What the task asks ::
Give the data again exactly as it appears, excluding any pictures.

Website and app data records:
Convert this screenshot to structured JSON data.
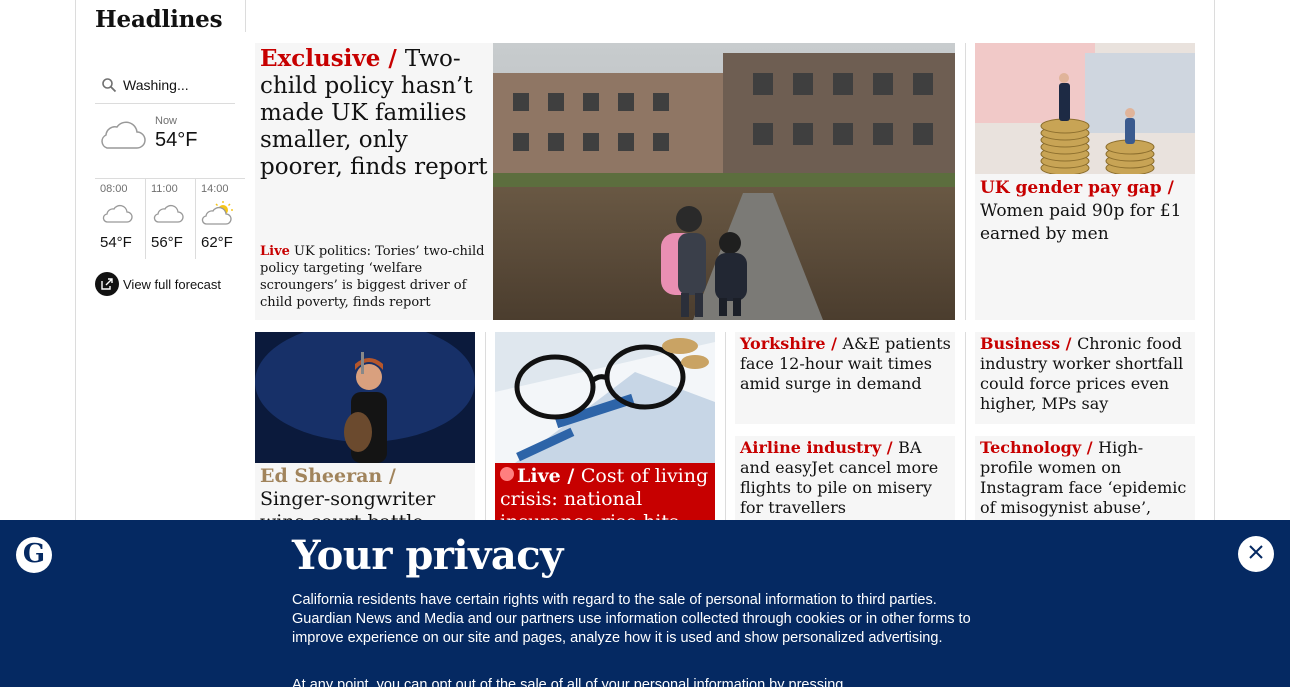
{
  "colors": {
    "news_red": "#c70000",
    "culture_tan": "#a1845c",
    "banner_blue": "#052962"
  },
  "sidebar": {
    "title": "Headlines",
    "weather": {
      "location": "Washing...",
      "now_label": "Now",
      "now_temp": "54°F",
      "now_icon": "cloud-icon",
      "hourly": [
        {
          "time": "08:00",
          "icon": "cloud-icon",
          "temp": "54°F"
        },
        {
          "time": "11:00",
          "icon": "cloud-icon",
          "temp": "56°F"
        },
        {
          "time": "14:00",
          "icon": "sun-cloud-icon",
          "temp": "62°F"
        }
      ],
      "forecast_link": "View full forecast"
    }
  },
  "main": {
    "lead": {
      "kicker": "Exclusive / ",
      "headline": "Two-child policy hasn’t made UK families smaller, only poorer, finds report",
      "sublink_live": "Live",
      "sublink_text": " UK politics: Tories’ two-child policy targeting ‘welfare scroungers’ is biggest driver of child poverty, finds report"
    },
    "gender_pay": {
      "kicker": "UK gender pay gap / ",
      "headline": "Women paid 90p for £1 earned by men"
    },
    "ed_sheeran": {
      "kicker": "Ed Sheeran / ",
      "headline": "Singer-songwriter wins court battle over Shape of You"
    },
    "cost_of_living": {
      "kicker": "Live / ",
      "headline": "Cost of living crisis: national insurance rise hits pay"
    },
    "yorkshire": {
      "kicker": "Yorkshire / ",
      "headline": "A&E patients face 12-hour wait times amid surge in demand"
    },
    "business": {
      "kicker": "Business / ",
      "headline": "Chronic food industry worker shortfall could force prices even higher, MPs say"
    },
    "airline": {
      "kicker": "Airline industry / ",
      "headline": "BA and easyJet cancel more flights to pile on misery for travellers"
    },
    "technology": {
      "kicker": "Technology / ",
      "headline": "High-profile women on Instagram face ‘epidemic of misogynist abuse’, study finds"
    }
  },
  "privacy": {
    "logo_letter": "G",
    "title": "Your privacy",
    "body": "California residents have certain rights with regard to the sale of personal information to third parties. Guardian News and Media and our partners use information collected through cookies or in other forms to improve experience on our site and pages, analyze how it is used and show personalized advertising.",
    "body2": "At any point, you can opt out of the sale of all of your personal information by pressing",
    "close_icon": "close-icon"
  }
}
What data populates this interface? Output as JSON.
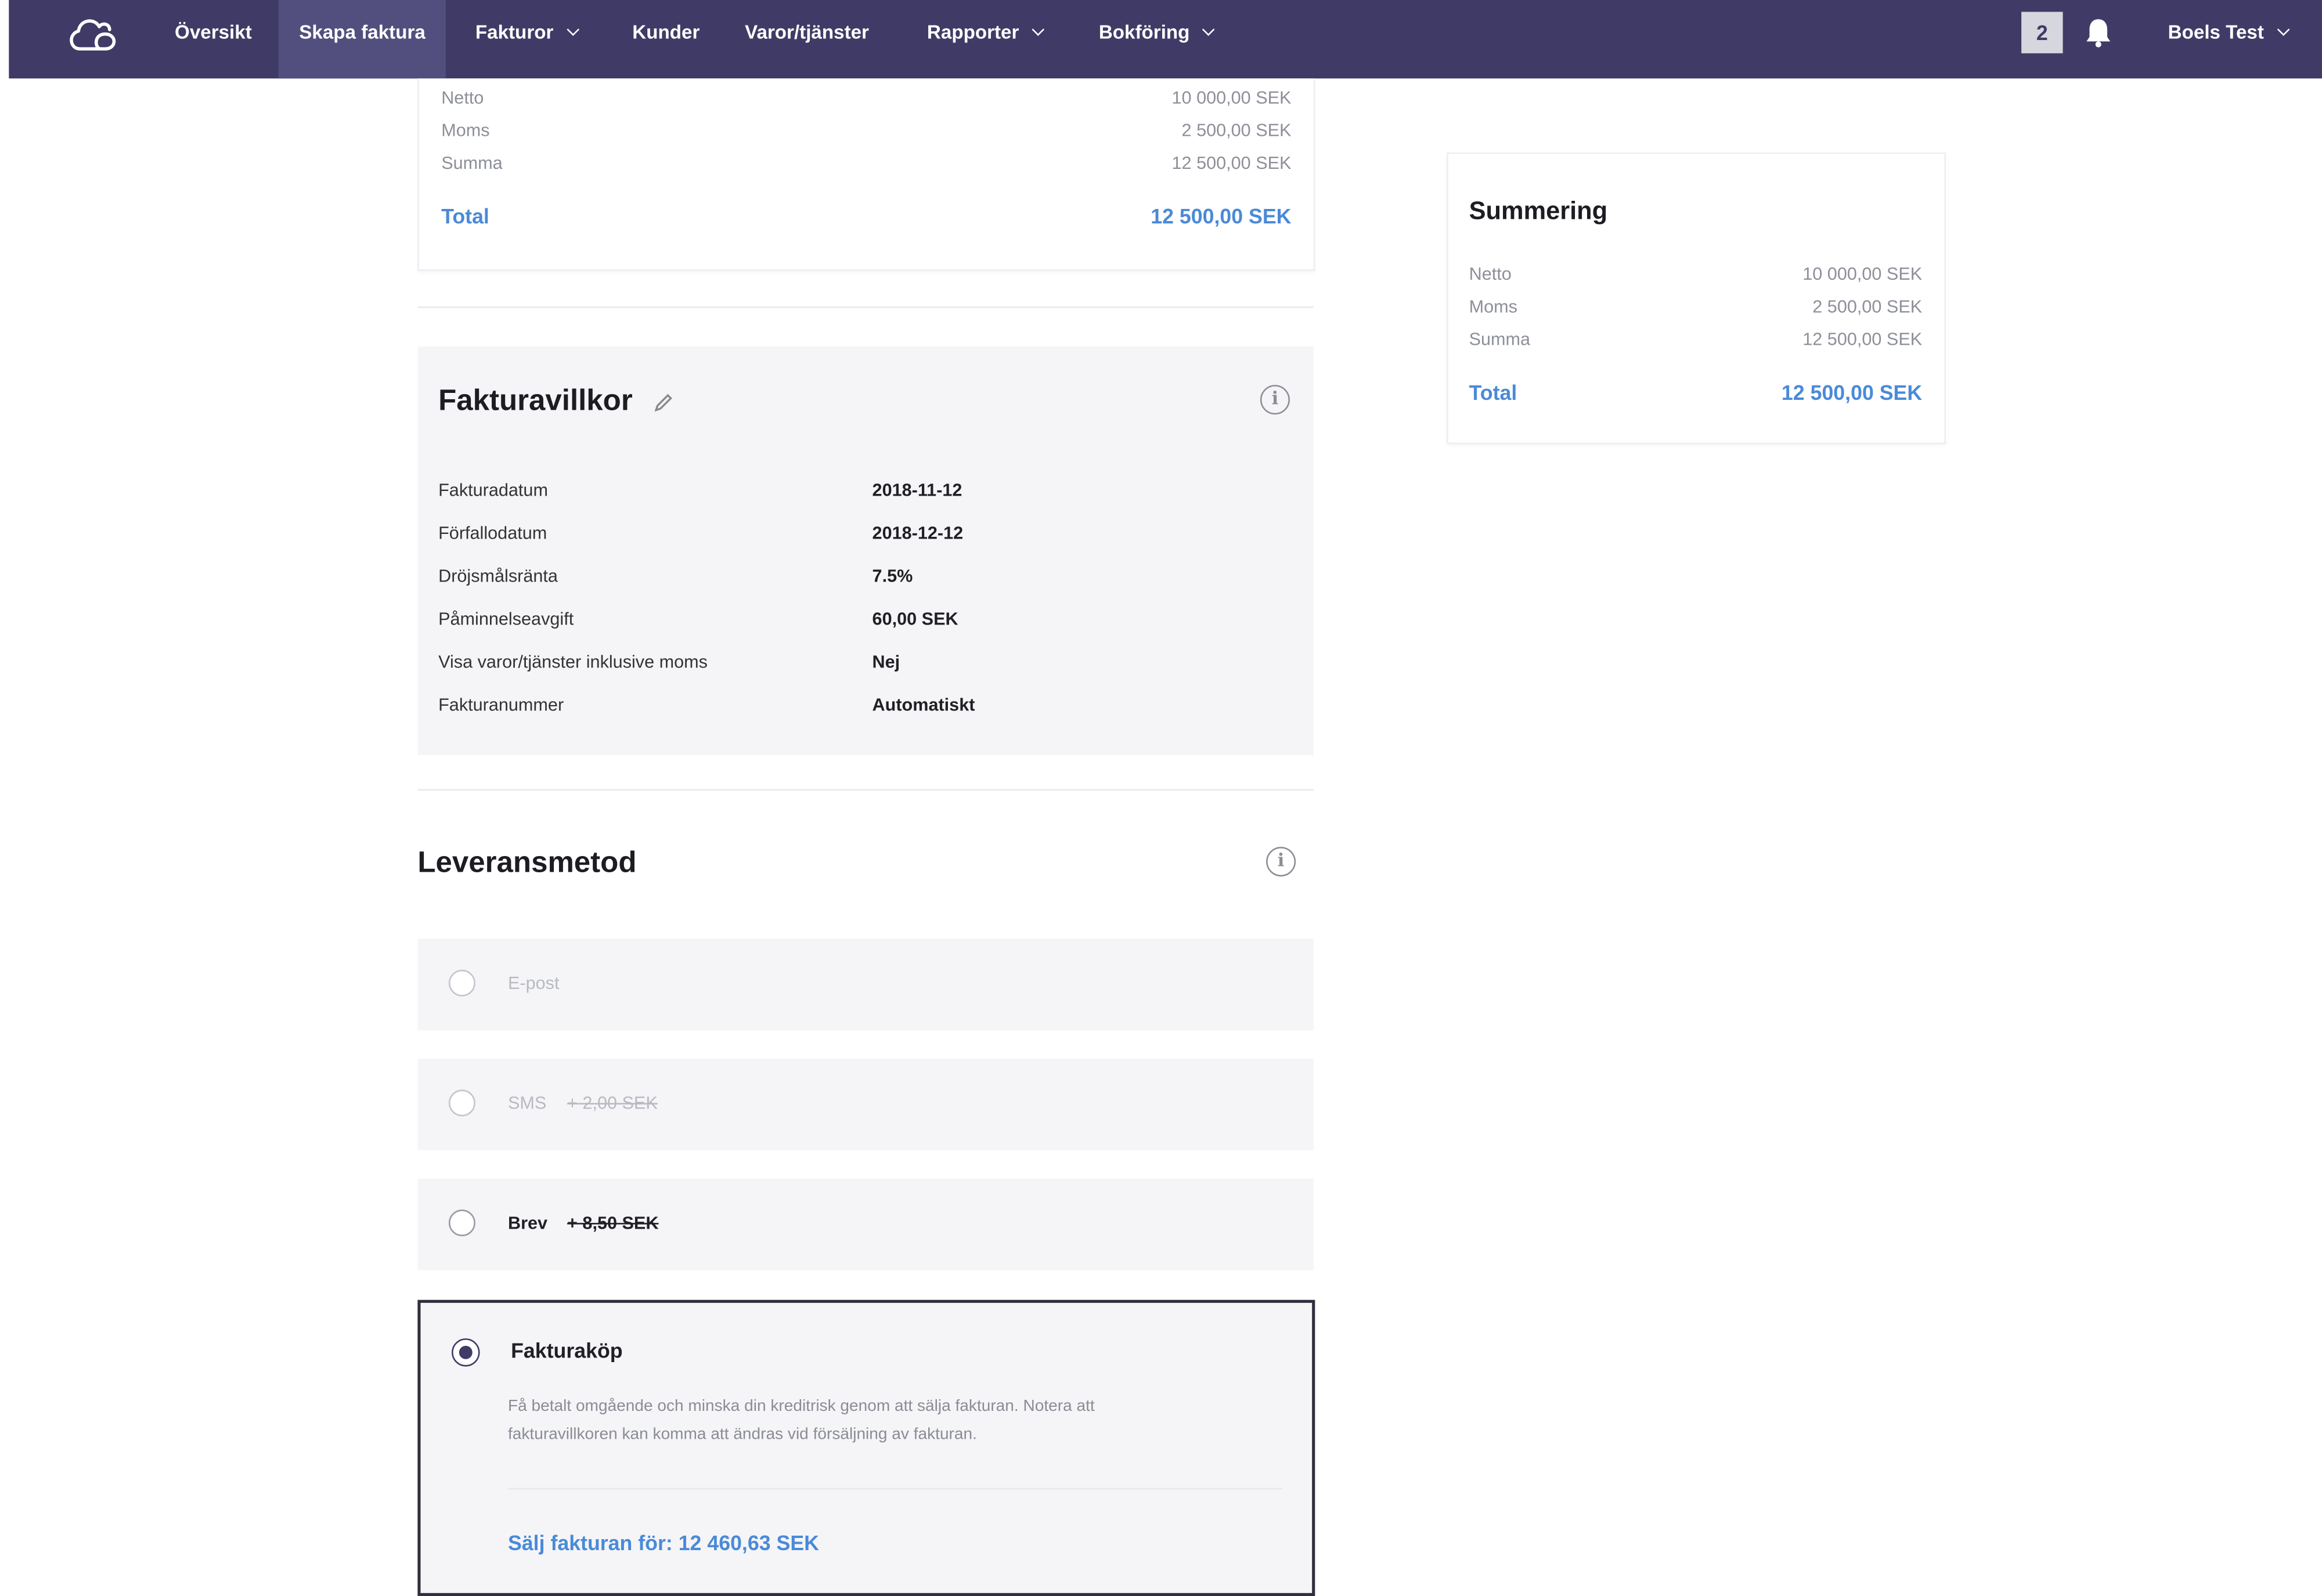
{
  "nav": {
    "items": [
      "Översikt",
      "Skapa faktura",
      "Fakturor",
      "Kunder",
      "Varor/tjänster",
      "Rapporter",
      "Bokföring"
    ],
    "notification_count": "2",
    "user": "Boels Test"
  },
  "top_summary": {
    "netto_label": "Netto",
    "netto_value": "10 000,00 SEK",
    "moms_label": "Moms",
    "moms_value": "2 500,00 SEK",
    "summa_label": "Summa",
    "summa_value": "12 500,00 SEK",
    "total_label": "Total",
    "total_value": "12 500,00 SEK"
  },
  "summary_card": {
    "title": "Summering",
    "netto_label": "Netto",
    "netto_value": "10 000,00 SEK",
    "moms_label": "Moms",
    "moms_value": "2 500,00 SEK",
    "summa_label": "Summa",
    "summa_value": "12 500,00 SEK",
    "total_label": "Total",
    "total_value": "12 500,00 SEK"
  },
  "terms": {
    "title": "Fakturavillkor",
    "rows": [
      {
        "label": "Fakturadatum",
        "value": "2018-11-12"
      },
      {
        "label": "Förfallodatum",
        "value": "2018-12-12"
      },
      {
        "label": "Dröjsmålsränta",
        "value": "7.5%"
      },
      {
        "label": "Påminnelseavgift",
        "value": "60,00 SEK"
      },
      {
        "label": "Visa varor/tjänster inklusive moms",
        "value": "Nej"
      },
      {
        "label": "Fakturanummer",
        "value": "Automatiskt"
      }
    ]
  },
  "delivery": {
    "title": "Leveransmetod",
    "options": [
      {
        "label": "E-post",
        "price": ""
      },
      {
        "label": "SMS",
        "price": "+ 2,00 SEK"
      },
      {
        "label": "Brev",
        "price": "+ 8,50 SEK"
      }
    ],
    "selected": {
      "label": "Fakturaköp",
      "description_1": "Få betalt omgående och minska din kreditrisk genom att sälja fakturan. Notera att",
      "description_2": "fakturavillkoren kan komma att ändras vid försäljning av fakturan.",
      "sell_link": "Sälj fakturan för: 12 460,63 SEK"
    }
  }
}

Solution to this exercise ::
Convert this screenshot to structured JSON data.
{
  "colors": {
    "news_red": "#c70000",
    "culture_tan": "#a1845c",
    "banner_blue": "#052962"
  },
  "sidebar": {
    "title": "Headlines",
    "weather": {
      "location": "Washing...",
      "now_label": "Now",
      "now_temp": "54°F",
      "now_icon": "cloud-icon",
      "hourly": [
        {
          "time": "08:00",
          "icon": "cloud-icon",
          "temp": "54°F"
        },
        {
          "time": "11:00",
          "icon": "cloud-icon",
          "temp": "56°F"
        },
        {
          "time": "14:00",
          "icon": "sun-cloud-icon",
          "temp": "62°F"
        }
      ],
      "forecast_link": "View full forecast"
    }
  },
  "main": {
    "lead": {
      "kicker": "Exclusive / ",
      "headline": "Two-child policy hasn’t made UK families smaller, only poorer, finds report",
      "sublink_live": "Live",
      "sublink_text": " UK politics: Tories’ two-child policy targeting ‘welfare scroungers’ is biggest driver of child poverty, finds report"
    },
    "gender_pay": {
      "kicker": "UK gender pay gap / ",
      "headline": "Women paid 90p for £1 earned by men"
    },
    "ed_sheeran": {
      "kicker": "Ed Sheeran / ",
      "headline": "Singer-songwriter wins court battle over Shape of You"
    },
    "cost_of_living": {
      "kicker": "Live / ",
      "headline": "Cost of living crisis: national insurance rise hits pay"
    },
    "yorkshire": {
      "kicker": "Yorkshire / ",
      "headline": "A&E patients face 12-hour wait times amid surge in demand"
    },
    "business": {
      "kicker": "Business / ",
      "headline": "Chronic food industry worker shortfall could force prices even higher, MPs say"
    },
    "airline": {
      "kicker": "Airline industry / ",
      "headline": "BA and easyJet cancel more flights to pile on misery for travellers"
    },
    "technology": {
      "kicker": "Technology / ",
      "headline": "High-profile women on Instagram face ‘epidemic of misogynist abuse’, study finds"
    }
  },
  "privacy": {
    "logo_letter": "G",
    "title": "Your privacy",
    "body": "California residents have certain rights with regard to the sale of personal information to third parties. Guardian News and Media and our partners use information collected through cookies or in other forms to improve experience on our site and pages, analyze how it is used and show personalized advertising.",
    "body2": "At any point, you can opt out of the sale of all of your personal information by pressing",
    "close_icon": "close-icon"
  }
}
What data populates this interface? Output as JSON.
{
  "nav": {
    "items": [
      "Översikt",
      "Skapa faktura",
      "Fakturor",
      "Kunder",
      "Varor/tjänster",
      "Rapporter",
      "Bokföring"
    ],
    "notification_count": "2",
    "user": "Boels Test"
  },
  "top_summary": {
    "netto_label": "Netto",
    "netto_value": "10 000,00 SEK",
    "moms_label": "Moms",
    "moms_value": "2 500,00 SEK",
    "summa_label": "Summa",
    "summa_value": "12 500,00 SEK",
    "total_label": "Total",
    "total_value": "12 500,00 SEK"
  },
  "summary_card": {
    "title": "Summering",
    "netto_label": "Netto",
    "netto_value": "10 000,00 SEK",
    "moms_label": "Moms",
    "moms_value": "2 500,00 SEK",
    "summa_label": "Summa",
    "summa_value": "12 500,00 SEK",
    "total_label": "Total",
    "total_value": "12 500,00 SEK"
  },
  "terms": {
    "title": "Fakturavillkor",
    "rows": [
      {
        "label": "Fakturadatum",
        "value": "2018-11-12"
      },
      {
        "label": "Förfallodatum",
        "value": "2018-12-12"
      },
      {
        "label": "Dröjsmålsränta",
        "value": "7.5%"
      },
      {
        "label": "Påminnelseavgift",
        "value": "60,00 SEK"
      },
      {
        "label": "Visa varor/tjänster inklusive moms",
        "value": "Nej"
      },
      {
        "label": "Fakturanummer",
        "value": "Automatiskt"
      }
    ]
  },
  "delivery": {
    "title": "Leveransmetod",
    "options": [
      {
        "label": "E-post",
        "price": ""
      },
      {
        "label": "SMS",
        "price": "+ 2,00 SEK"
      },
      {
        "label": "Brev",
        "price": "+ 8,50 SEK"
      }
    ],
    "selected": {
      "label": "Fakturaköp",
      "description_1": "Få betalt omgående och minska din kreditrisk genom att sälja fakturan. Notera att",
      "description_2": "fakturavillkoren kan komma att ändras vid försäljning av fakturan.",
      "sell_link": "Sälj fakturan för: 12 460,63 SEK"
    }
  }
}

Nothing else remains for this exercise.